-- Problem --
Give only the number of lines in the listing below where the string "전자자산처분시스템" occurs.

Stored dataset items:
-.-.-

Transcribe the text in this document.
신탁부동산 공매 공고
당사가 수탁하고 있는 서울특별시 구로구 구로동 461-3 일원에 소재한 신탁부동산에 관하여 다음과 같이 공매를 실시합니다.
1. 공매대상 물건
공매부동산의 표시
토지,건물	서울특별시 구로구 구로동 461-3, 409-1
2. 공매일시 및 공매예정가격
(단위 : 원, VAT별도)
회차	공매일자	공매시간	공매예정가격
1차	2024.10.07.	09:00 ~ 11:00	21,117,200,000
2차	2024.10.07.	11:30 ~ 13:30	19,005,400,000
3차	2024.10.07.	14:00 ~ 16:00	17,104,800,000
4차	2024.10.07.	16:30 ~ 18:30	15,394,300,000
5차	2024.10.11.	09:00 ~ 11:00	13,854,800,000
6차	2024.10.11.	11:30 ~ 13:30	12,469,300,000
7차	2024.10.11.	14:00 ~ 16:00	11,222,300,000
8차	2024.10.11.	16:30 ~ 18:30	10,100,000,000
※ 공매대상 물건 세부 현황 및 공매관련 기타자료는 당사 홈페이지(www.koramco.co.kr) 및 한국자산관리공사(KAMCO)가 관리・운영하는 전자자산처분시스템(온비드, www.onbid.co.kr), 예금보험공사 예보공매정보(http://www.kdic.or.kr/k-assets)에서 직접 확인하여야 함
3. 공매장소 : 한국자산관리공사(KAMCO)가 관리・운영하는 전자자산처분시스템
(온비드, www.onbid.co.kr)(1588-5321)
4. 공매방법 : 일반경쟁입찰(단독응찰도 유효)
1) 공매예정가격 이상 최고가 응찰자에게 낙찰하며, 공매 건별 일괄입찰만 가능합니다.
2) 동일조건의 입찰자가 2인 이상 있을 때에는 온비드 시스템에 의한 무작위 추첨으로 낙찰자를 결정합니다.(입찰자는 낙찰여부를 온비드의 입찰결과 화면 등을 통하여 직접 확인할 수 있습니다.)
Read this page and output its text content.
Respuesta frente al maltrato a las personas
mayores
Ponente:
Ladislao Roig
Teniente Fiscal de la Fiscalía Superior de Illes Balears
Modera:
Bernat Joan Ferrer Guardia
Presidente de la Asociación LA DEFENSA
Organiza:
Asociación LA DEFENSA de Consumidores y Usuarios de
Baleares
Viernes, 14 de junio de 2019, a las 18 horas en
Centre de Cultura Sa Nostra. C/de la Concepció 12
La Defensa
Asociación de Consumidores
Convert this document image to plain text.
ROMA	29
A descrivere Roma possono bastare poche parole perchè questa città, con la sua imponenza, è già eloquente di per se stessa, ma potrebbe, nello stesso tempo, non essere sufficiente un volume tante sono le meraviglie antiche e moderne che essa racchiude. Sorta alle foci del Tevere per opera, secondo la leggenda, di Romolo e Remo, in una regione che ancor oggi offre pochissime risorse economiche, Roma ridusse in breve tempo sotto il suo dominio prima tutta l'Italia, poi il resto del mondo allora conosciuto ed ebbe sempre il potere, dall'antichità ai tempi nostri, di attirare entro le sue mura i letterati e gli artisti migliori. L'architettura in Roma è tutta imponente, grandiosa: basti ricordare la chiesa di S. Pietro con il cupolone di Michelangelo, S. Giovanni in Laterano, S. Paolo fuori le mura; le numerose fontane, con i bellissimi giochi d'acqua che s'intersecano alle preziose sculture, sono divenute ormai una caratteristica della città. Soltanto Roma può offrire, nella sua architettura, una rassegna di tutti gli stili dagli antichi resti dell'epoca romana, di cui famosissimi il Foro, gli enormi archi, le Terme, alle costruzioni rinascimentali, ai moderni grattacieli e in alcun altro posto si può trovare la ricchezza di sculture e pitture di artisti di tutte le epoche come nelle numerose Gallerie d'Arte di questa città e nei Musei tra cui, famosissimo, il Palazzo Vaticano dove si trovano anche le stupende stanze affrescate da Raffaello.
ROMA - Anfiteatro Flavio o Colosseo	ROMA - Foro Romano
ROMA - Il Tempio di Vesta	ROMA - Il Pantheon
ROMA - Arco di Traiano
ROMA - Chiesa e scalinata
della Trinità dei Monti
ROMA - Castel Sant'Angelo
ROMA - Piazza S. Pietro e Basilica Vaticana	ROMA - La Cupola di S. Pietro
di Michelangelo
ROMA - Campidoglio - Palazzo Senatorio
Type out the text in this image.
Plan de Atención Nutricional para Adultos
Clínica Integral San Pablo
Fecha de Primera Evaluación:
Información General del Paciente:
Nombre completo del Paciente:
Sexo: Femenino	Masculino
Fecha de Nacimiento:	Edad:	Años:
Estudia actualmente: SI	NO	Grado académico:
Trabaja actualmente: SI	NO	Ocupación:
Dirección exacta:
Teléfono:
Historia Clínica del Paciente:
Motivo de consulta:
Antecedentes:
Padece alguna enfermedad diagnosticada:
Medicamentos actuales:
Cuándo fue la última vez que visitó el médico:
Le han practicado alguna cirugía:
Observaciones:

-.-.-

-- Full response --
2